= Data provided =
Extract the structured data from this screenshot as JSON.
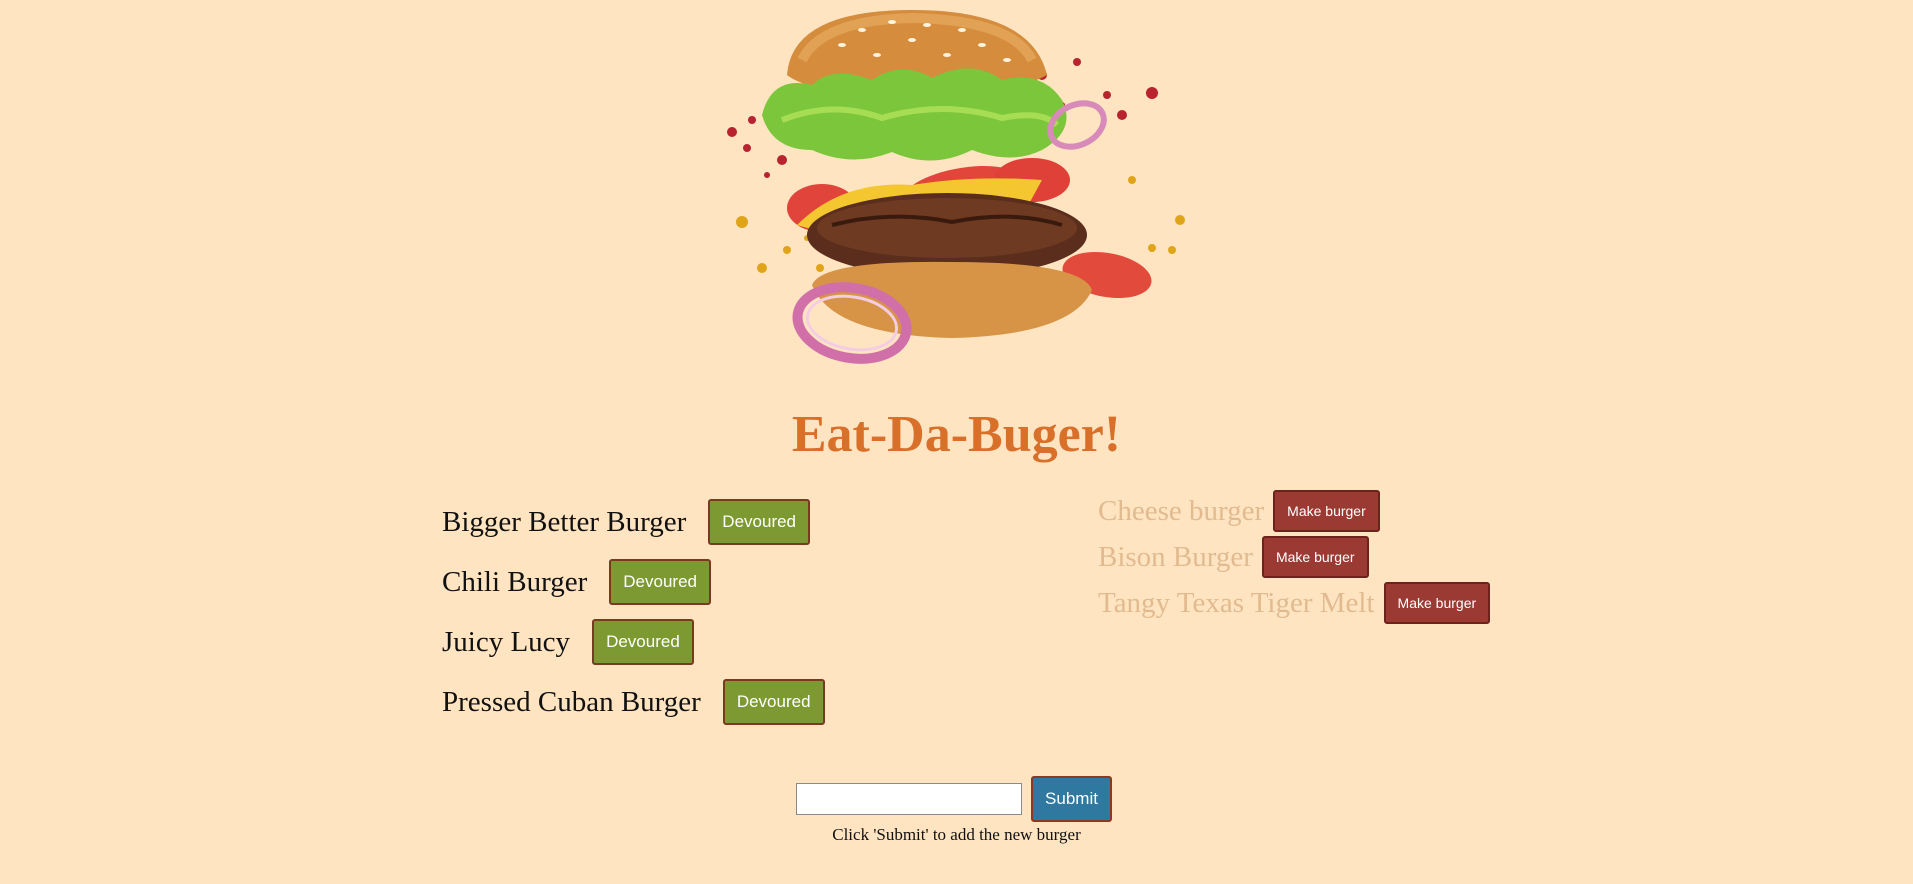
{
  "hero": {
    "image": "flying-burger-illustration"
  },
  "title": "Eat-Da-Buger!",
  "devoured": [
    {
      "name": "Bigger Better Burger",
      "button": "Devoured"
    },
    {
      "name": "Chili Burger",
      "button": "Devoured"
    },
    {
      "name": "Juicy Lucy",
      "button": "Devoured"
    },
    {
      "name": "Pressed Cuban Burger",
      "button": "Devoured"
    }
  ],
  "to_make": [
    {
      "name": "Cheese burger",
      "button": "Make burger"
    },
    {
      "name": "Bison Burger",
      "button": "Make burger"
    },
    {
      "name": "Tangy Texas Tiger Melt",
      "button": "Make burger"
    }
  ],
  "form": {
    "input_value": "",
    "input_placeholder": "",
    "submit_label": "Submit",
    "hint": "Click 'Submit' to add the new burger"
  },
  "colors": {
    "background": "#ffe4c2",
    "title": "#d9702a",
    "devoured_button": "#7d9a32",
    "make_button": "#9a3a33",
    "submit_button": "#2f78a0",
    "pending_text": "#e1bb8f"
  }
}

= What is expected =
Return all of the entries exactly as written, but drop any pictures they hold.

= Correct result =
Extract the structured data from this screenshot as JSON.
{
  "hero": {
    "image": "flying-burger-illustration"
  },
  "title": "Eat-Da-Buger!",
  "devoured": [
    {
      "name": "Bigger Better Burger",
      "button": "Devoured"
    },
    {
      "name": "Chili Burger",
      "button": "Devoured"
    },
    {
      "name": "Juicy Lucy",
      "button": "Devoured"
    },
    {
      "name": "Pressed Cuban Burger",
      "button": "Devoured"
    }
  ],
  "to_make": [
    {
      "name": "Cheese burger",
      "button": "Make burger"
    },
    {
      "name": "Bison Burger",
      "button": "Make burger"
    },
    {
      "name": "Tangy Texas Tiger Melt",
      "button": "Make burger"
    }
  ],
  "form": {
    "input_value": "",
    "input_placeholder": "",
    "submit_label": "Submit",
    "hint": "Click 'Submit' to add the new burger"
  },
  "colors": {
    "background": "#ffe4c2",
    "title": "#d9702a",
    "devoured_button": "#7d9a32",
    "make_button": "#9a3a33",
    "submit_button": "#2f78a0",
    "pending_text": "#e1bb8f"
  }
}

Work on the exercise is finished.